*Supplied data:*
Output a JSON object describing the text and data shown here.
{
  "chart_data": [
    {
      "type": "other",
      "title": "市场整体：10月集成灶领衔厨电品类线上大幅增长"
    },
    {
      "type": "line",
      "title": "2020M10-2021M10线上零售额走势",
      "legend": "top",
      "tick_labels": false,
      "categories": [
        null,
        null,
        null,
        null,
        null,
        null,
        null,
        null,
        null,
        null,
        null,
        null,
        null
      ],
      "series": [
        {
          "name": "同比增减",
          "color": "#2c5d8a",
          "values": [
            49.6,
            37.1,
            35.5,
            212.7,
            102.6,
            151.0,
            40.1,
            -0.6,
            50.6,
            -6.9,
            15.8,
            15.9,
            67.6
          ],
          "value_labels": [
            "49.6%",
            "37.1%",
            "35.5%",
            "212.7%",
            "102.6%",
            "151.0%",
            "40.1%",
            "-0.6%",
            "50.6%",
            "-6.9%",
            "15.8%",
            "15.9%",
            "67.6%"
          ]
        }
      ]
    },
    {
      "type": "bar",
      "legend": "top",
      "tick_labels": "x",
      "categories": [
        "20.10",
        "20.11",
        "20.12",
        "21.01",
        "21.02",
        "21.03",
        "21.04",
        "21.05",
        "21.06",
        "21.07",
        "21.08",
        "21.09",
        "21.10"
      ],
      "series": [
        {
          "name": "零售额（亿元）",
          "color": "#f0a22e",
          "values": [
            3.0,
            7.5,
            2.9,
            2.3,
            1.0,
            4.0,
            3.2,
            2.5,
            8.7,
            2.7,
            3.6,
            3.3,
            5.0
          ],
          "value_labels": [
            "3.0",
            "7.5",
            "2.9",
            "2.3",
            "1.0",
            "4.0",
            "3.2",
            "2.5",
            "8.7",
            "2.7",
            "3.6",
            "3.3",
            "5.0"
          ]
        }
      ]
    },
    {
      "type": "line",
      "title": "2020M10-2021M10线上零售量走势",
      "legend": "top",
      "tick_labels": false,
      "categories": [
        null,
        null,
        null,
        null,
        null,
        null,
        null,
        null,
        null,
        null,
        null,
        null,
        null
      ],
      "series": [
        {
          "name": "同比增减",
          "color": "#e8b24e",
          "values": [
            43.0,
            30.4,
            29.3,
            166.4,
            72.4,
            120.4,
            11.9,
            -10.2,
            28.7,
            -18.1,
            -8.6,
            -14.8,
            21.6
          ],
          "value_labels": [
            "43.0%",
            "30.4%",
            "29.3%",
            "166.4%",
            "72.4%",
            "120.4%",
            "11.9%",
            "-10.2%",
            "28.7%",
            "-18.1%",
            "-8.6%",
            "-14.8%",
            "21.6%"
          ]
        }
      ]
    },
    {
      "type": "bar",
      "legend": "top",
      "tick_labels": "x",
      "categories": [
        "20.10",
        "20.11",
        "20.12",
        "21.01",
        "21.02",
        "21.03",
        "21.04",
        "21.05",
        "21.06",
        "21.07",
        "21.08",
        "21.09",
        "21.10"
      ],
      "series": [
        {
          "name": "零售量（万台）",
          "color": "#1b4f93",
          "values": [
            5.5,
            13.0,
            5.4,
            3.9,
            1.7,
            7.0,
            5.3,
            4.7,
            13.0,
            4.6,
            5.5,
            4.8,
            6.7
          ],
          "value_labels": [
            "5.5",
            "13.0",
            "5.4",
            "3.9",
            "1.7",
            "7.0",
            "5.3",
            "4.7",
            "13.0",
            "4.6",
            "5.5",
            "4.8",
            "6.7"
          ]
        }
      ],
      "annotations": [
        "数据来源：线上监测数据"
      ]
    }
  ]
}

*Required task:* Copy out every line of the material above that mentions the word "title".

*Finished exercise:*
      "title": "市场整体：10月集成灶领衔厨电品类线上大幅增长"
      "title": "2020M10-2021M10线上零售额走势",
      "title": "2020M10-2021M10线上零售量走势",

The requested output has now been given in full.